Omit the images, then print each record below exactly as it reads.

_RECORDS SHOWN_:
■ ■ ■ ■ ■ ■ ■
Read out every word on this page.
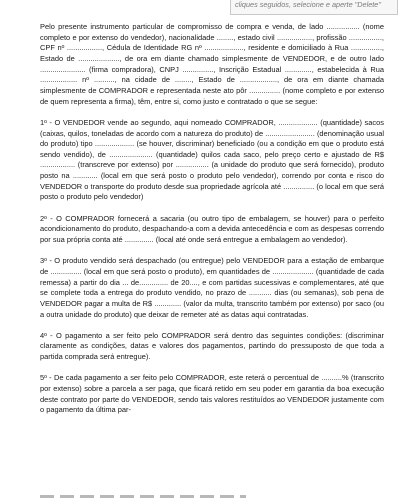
cliques seguidos, selecione e aperte "Delete"

Pelo presente instrumento particular de compromisso de compra e venda, de lado ................ (nome completo e por extenso do vendedor), nacionalidade ........, estado civil ................., profissão ................, CPF nº ................., Cédula de Identidade RG nº ..................., residente e domiciliado à Rua ..............., Estado de ...................., de ora em diante chamado simplesmente de VENDEDOR, e de outro lado ...................... (firma compradora), CNPJ ..............., Inscrição Estadual ............., estabelecida à Rua .................. nº .........., na cidade de ........, Estado de .................., de ora em diante chamada simplesmente de COMPRADOR e representada neste ato pôr ............... (nome completo e por extenso de quem representa a firma), têm, entre si, como justo e contratado o que se segue:

1º - O VENDEDOR vende ao segundo, aqui nomeado COMPRADOR, ................... (quantidade) sacos (caixas, quilos, toneladas de acordo com a natureza do produto) de ........................ (denominação usual do produto) tipo ................... (se houver, discriminar) beneficiado (ou a condição em que o produto está sendo vendido), de ..................... (quantidade) quilos cada saco, pelo preço certo e ajustado de R$ ................. (transcreve por extenso) por ................ (a unidade do produto que será fornecido), produto posto na ............ (local em que será posto o produto pelo vendedor), correndo por conta e risco do VENDEDOR o transporte do produto desde sua propriedade agrícola até ............... (o local em que será posto o produto pelo vendedor)

2º - O COMPRADOR fornecerá a sacaria (ou outro tipo de embalagem, se houver) para o perfeito acondicionamento do produto, despachando-a com a devida antecedência e com as despesas correndo por sua própria conta até .............. (local até onde será entregue a embalagem ao vendedor).

3º - O produto vendido será despachado (ou entregue) pelo VENDEDOR para a estação de embarque de ............... (local em que será posto o produto), em quantidades de .................... (quantidade de cada remessa) a partir do dia ... de.............. de 20...., e com partidas sucessivas e complementares, até que se complete toda a entrega do produto vendido, no prazo de ........... dias (ou semanas), sob pena de VENDEDOR pagar a multa de R$ ............. (valor da multa, transcrito também por extenso) por saco (ou a outra unidade do produto) que deixar de remeter até as datas aqui contratadas.

4º - O pagamento a ser feito pelo COMPRADOR será dentro das seguintes condições: (discriminar claramente as condições, datas e valores dos pagamentos, partindo do pressuposto de que toda a partida comprada será entregue).

5º - De cada pagamento a ser feito pelo COMPRADOR, este reterá o percentual de ..........% (transcrito por extenso) sobre a parcela a ser paga, que ficará retido em seu poder em garantia da boa execução deste contrato por parte do VENDEDOR, sendo tais valores restituídos ao VENDEDOR justamente com o pagamento da última par-
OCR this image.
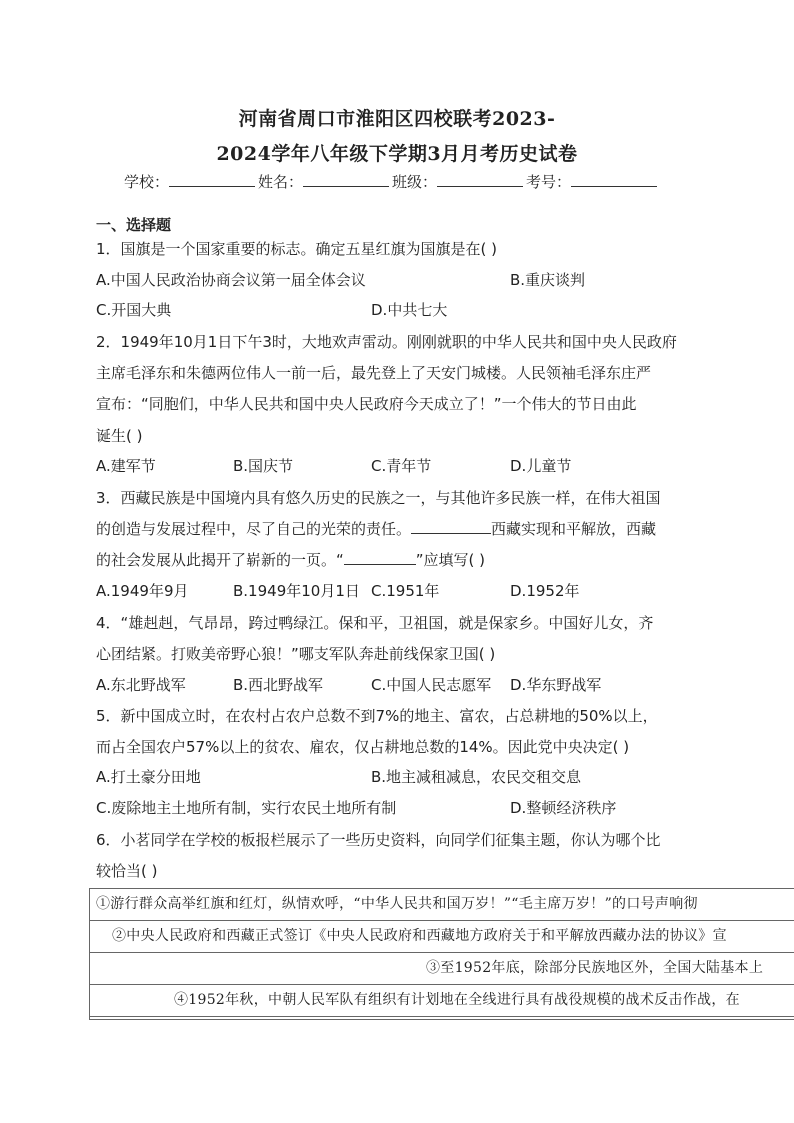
河南省周口市淮阳区四校联考2023-
2024学年八年级下学期3月月考历史试卷
学校：	姓名：	班级：	考号：
一、选择题
1．国旗是一个国家重要的标志。确定五星红旗为国旗是在( )
A.中国人民政治协商会议第一届全体会议	B.重庆谈判
C.开国大典	D.中共七大
2．1949年10月1日下午3时，大地欢声雷动。刚刚就职的中华人民共和国中央人民政府
主席毛泽东和朱德两位伟人一前一后，最先登上了天安门城楼。人民领袖毛泽东庄严
宣布：“同胞们，中华人民共和国中央人民政府今天成立了！”一个伟大的节日由此
诞生( )
A.建军节	B.国庆节	C.青年节	D.儿童节
3．西藏民族是中国境内具有悠久历史的民族之一，与其他许多民族一样，在伟大祖国
的创造与发展过程中，尽了自己的光荣的责任。	西藏实现和平解放，西藏
的社会发展从此揭开了崭新的一页。“	”应填写( )
A.1949年9月	B.1949年10月1日 C.1951年	D.1952年
4．“雄赳赳，气昂昂，跨过鸭绿江。保和平，卫祖国，就是保家乡。中国好儿女，齐
心团结紧。打败美帝野心狼！”哪支军队奔赴前线保家卫国( )
A.东北野战军	B.西北野战军	C.中国人民志愿军 D.华东野战军
5．新中国成立时，在农村占农户总数不到7%的地主、富农，占总耕地的50%以上，
而占全国农户57%以上的贫农、雇农，仅占耕地总数的14%。因此党中央决定( )
A.打土豪分田地	B.地主减租减息，农民交租交息
C.废除地主土地所有制，实行农民土地所有制	D.整顿经济秩序
6．小茗同学在学校的板报栏展示了一些历史资料，向同学们征集主题，你认为哪个比
较恰当( )
①游行群众高举红旗和红灯，纵情欢呼，“中华人民共和国万岁！”“毛主席万岁！”的口号声响彻
②中央人民政府和西藏正式签订《中央人民政府和西藏地方政府关于和平解放西藏办法的协议》宣
③至1952年底，除部分民族地区外，全国大陆基本上
④1952年秋，中朝人民军队有组织有计划地在全线进行具有战役规模的战术反击作战，在
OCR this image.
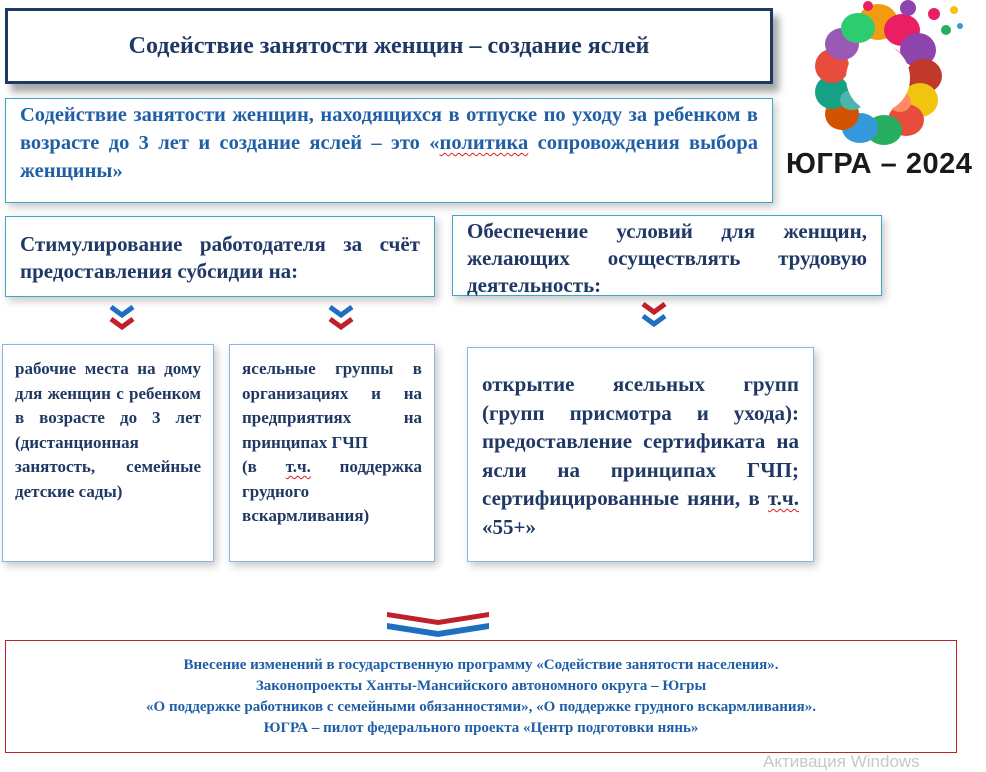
Содействие занятости женщин – создание яслей
Содействие занятости женщин, находящихся в отпуске по уходу за ребенком в возрасте до 3 лет и создание яслей – это «политика сопровождения выбора женщины»
Стимулирование работодателя за счёт предоставления субсидии на:
Обеспечение условий для женщин, желающих осуществлять трудовую деятельность:
рабочие места на дому для женщин с ребенком в возрасте до 3 лет (дистанционная занятость, семейные детские сады)
ясельные группы в организациях и на предприятиях на принципах ГЧП
(в т.ч. поддержка грудного вскармливания)
открытие ясельных групп (групп присмотра и ухода): предоставление сертификата на ясли на принципах ГЧП; сертифицированные няни, в т.ч. «55+»
Внесение изменений в государственную программу «Содействие занятости населения».
Законопроекты Ханты-Мансийского автономного округа – Югры
«О поддержке работников с семейными обязанностями», «О поддержке грудного вскармливания».
ЮГРА – пилот федерального проекта «Центр подготовки нянь»
ЮГРА – 2024
Активация Windows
■ ■ ■ ■ ■ ■ ■
_WRITTEN ANSWER_:
Read out every word on this page.
cliques seguidos, selecione e aperte "Delete"

Pelo presente instrumento particular de compromisso de compra e venda, de lado ................ (nome completo e por extenso do vendedor), nacionalidade ........, estado civil ................., profissão ................, CPF nº ................., Cédula de Identidade RG nº ..................., residente e domiciliado à Rua ..............., Estado de ...................., de ora em diante chamado simplesmente de VENDEDOR, e de outro lado ...................... (firma compradora), CNPJ ..............., Inscrição Estadual ............., estabelecida à Rua .................. nº .........., na cidade de ........, Estado de .................., de ora em diante chamada simplesmente de COMPRADOR e representada neste ato pôr ............... (nome completo e por extenso de quem representa a firma), têm, entre si, como justo e contratado o que se segue:

1º - O VENDEDOR vende ao segundo, aqui nomeado COMPRADOR, ................... (quantidade) sacos (caixas, quilos, toneladas de acordo com a natureza do produto) de ........................ (denominação usual do produto) tipo ................... (se houver, discriminar) beneficiado (ou a condição em que o produto está sendo vendido), de ..................... (quantidade) quilos cada saco, pelo preço certo e ajustado de R$ ................. (transcreve por extenso) por ................ (a unidade do produto que será fornecido), produto posto na ............ (local em que será posto o produto pelo vendedor), correndo por conta e risco do VENDEDOR o transporte do produto desde sua propriedade agrícola até ............... (o local em que será posto o produto pelo vendedor)

2º - O COMPRADOR fornecerá a sacaria (ou outro tipo de embalagem, se houver) para o perfeito acondicionamento do produto, despachando-a com a devida antecedência e com as despesas correndo por sua própria conta até .............. (local até onde será entregue a embalagem ao vendedor).

3º - O produto vendido será despachado (ou entregue) pelo VENDEDOR para a estação de embarque de ............... (local em que será posto o produto), em quantidades de .................... (quantidade de cada remessa) a partir do dia ... de.............. de 20...., e com partidas sucessivas e complementares, até que se complete toda a entrega do produto vendido, no prazo de ........... dias (ou semanas), sob pena de VENDEDOR pagar a multa de R$ ............. (valor da multa, transcrito também por extenso) por saco (ou a outra unidade do produto) que deixar de remeter até as datas aqui contratadas.

4º - O pagamento a ser feito pelo COMPRADOR será dentro das seguintes condições: (discriminar claramente as condições, datas e valores dos pagamentos, partindo do pressuposto de que toda a partida comprada será entregue).

5º - De cada pagamento a ser feito pelo COMPRADOR, este reterá o percentual de ..........% (transcrito por extenso) sobre a parcela a ser paga, que ficará retido em seu poder em garantia da boa execução deste contrato por parte do VENDEDOR, sendo tais valores restituídos ao VENDEDOR justamente com o pagamento da última par-
OCR this image.
河南省周口市淮阳区四校联考2023-
2024学年八年级下学期3月月考历史试卷
学校：	姓名：	班级：	考号：
一、选择题
1．国旗是一个国家重要的标志。确定五星红旗为国旗是在( )
A.中国人民政治协商会议第一届全体会议	B.重庆谈判
C.开国大典	D.中共七大
2．1949年10月1日下午3时，大地欢声雷动。刚刚就职的中华人民共和国中央人民政府
主席毛泽东和朱德两位伟人一前一后，最先登上了天安门城楼。人民领袖毛泽东庄严
宣布：“同胞们，中华人民共和国中央人民政府今天成立了！”一个伟大的节日由此
诞生( )
A.建军节	B.国庆节	C.青年节	D.儿童节
3．西藏民族是中国境内具有悠久历史的民族之一，与其他许多民族一样，在伟大祖国
的创造与发展过程中，尽了自己的光荣的责任。	西藏实现和平解放，西藏
的社会发展从此揭开了崭新的一页。“	”应填写( )
A.1949年9月	B.1949年10月1日 C.1951年	D.1952年
4．“雄赳赳，气昂昂，跨过鸭绿江。保和平，卫祖国，就是保家乡。中国好儿女，齐
心团结紧。打败美帝野心狼！”哪支军队奔赴前线保家卫国( )
A.东北野战军	B.西北野战军	C.中国人民志愿军 D.华东野战军
5．新中国成立时，在农村占农户总数不到7%的地主、富农，占总耕地的50%以上，
而占全国农户57%以上的贫农、雇农，仅占耕地总数的14%。因此党中央决定( )
A.打土豪分田地	B.地主减租减息，农民交租交息
C.废除地主土地所有制，实行农民土地所有制	D.整顿经济秩序
6．小茗同学在学校的板报栏展示了一些历史资料，向同学们征集主题，你认为哪个比
较恰当( )
①游行群众高举红旗和红灯，纵情欢呼，“中华人民共和国万岁！”“毛主席万岁！”的口号声响彻
②中央人民政府和西藏正式签订《中央人民政府和西藏地方政府关于和平解放西藏办法的协议》宣
③至1952年底，除部分民族地区外，全国大陆基本上
④1952年秋，中朝人民军队有组织有计划地在全线进行具有战役规模的战术反击作战，在
OCR this image.
Содействие занятости женщин – создание яслей
Содействие занятости женщин, находящихся в отпуске по уходу за ребенком в возрасте до 3 лет и создание яслей – это «политика сопровождения выбора женщины»
Стимулирование работодателя за счёт предоставления субсидии на:
Обеспечение условий для женщин, желающих осуществлять трудовую деятельность:
рабочие места на дому для женщин с ребенком в возрасте до 3 лет (дистанционная занятость, семейные детские сады)
ясельные группы в организациях и на предприятиях на принципах ГЧП
(в т.ч. поддержка грудного вскармливания)
открытие ясельных групп (групп присмотра и ухода): предоставление сертификата на ясли на принципах ГЧП; сертифицированные няни, в т.ч. «55+»
Внесение изменений в государственную программу «Содействие занятости населения».
Законопроекты Ханты-Мансийского автономного округа – Югры
«О поддержке работников с семейными обязанностями», «О поддержке грудного вскармливания».
ЮГРА – пилот федерального проекта «Центр подготовки нянь»
ЮГРА – 2024
Активация Windows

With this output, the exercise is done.